TASK DETAILS:
Below are the entries; state how many of their lines contain the string "text", and nothing more.
--- BEGIN ---
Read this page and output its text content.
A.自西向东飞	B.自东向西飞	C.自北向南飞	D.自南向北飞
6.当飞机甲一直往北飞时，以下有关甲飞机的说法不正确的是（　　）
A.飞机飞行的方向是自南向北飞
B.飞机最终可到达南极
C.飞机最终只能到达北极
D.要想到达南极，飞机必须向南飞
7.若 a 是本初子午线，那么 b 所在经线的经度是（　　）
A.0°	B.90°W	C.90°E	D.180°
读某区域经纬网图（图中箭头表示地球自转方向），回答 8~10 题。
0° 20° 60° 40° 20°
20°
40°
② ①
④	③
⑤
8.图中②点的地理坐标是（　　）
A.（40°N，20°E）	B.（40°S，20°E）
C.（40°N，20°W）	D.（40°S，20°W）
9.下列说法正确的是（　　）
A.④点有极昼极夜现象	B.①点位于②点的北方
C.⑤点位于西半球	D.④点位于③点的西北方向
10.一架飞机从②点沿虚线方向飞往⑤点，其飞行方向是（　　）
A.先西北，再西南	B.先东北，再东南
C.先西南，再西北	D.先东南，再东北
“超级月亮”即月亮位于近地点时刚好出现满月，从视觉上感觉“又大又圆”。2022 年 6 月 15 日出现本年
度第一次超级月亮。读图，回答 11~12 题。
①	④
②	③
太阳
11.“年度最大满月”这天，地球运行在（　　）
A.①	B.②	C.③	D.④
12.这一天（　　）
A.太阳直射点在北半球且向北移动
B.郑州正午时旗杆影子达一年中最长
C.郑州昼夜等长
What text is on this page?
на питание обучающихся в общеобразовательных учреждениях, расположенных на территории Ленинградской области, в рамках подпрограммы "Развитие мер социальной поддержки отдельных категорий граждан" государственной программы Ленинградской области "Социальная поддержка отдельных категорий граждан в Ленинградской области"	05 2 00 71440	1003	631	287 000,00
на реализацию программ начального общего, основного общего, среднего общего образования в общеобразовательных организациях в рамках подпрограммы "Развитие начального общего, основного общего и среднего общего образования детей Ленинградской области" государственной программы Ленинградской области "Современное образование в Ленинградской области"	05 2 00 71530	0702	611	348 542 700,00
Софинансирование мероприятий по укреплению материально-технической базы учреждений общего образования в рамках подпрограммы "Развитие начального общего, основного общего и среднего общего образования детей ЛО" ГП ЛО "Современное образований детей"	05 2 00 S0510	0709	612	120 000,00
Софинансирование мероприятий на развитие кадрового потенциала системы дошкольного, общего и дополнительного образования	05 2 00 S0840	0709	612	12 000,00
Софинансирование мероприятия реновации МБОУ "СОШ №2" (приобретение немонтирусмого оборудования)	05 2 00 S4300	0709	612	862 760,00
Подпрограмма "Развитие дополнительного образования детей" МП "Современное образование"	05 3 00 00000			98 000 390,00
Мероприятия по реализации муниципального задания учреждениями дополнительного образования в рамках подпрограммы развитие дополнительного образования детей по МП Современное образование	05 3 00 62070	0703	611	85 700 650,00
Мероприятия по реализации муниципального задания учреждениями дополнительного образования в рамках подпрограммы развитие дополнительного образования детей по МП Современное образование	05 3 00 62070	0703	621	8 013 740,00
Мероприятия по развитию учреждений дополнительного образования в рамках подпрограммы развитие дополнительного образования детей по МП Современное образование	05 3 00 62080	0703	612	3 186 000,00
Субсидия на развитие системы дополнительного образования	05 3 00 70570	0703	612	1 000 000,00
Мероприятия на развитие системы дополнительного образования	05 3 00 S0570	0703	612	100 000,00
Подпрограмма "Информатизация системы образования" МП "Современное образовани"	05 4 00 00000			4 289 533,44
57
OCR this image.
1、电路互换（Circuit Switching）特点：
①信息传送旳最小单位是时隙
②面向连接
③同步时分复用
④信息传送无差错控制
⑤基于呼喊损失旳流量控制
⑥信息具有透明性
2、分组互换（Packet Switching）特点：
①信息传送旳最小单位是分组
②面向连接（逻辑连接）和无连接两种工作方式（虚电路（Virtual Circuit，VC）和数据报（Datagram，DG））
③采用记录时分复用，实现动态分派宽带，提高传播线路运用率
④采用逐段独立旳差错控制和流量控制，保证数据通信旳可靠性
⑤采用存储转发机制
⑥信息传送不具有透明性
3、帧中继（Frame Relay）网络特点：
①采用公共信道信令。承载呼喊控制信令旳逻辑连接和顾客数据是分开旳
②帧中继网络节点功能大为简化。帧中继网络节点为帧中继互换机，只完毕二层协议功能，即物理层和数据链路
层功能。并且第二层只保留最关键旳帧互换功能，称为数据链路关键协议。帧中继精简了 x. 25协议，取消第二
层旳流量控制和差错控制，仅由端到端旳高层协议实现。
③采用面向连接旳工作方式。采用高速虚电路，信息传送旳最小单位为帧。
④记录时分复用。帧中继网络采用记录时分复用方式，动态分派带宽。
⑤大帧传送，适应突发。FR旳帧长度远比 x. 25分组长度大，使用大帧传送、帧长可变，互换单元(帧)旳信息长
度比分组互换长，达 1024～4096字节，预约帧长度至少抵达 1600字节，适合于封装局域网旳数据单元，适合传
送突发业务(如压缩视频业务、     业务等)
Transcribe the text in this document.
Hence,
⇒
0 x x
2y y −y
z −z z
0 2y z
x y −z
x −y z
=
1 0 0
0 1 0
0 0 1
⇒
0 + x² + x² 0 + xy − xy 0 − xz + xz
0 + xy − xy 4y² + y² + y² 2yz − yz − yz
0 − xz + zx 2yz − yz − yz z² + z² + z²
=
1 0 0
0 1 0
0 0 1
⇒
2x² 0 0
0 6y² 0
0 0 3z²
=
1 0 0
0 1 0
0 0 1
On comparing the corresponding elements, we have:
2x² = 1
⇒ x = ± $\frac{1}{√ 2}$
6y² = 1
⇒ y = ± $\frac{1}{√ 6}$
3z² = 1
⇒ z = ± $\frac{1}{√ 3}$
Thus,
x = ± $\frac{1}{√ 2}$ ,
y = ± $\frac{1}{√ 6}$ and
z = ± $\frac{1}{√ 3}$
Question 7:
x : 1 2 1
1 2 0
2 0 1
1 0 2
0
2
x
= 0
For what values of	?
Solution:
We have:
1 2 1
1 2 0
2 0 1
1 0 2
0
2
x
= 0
--- END ---
SOLUTION:
3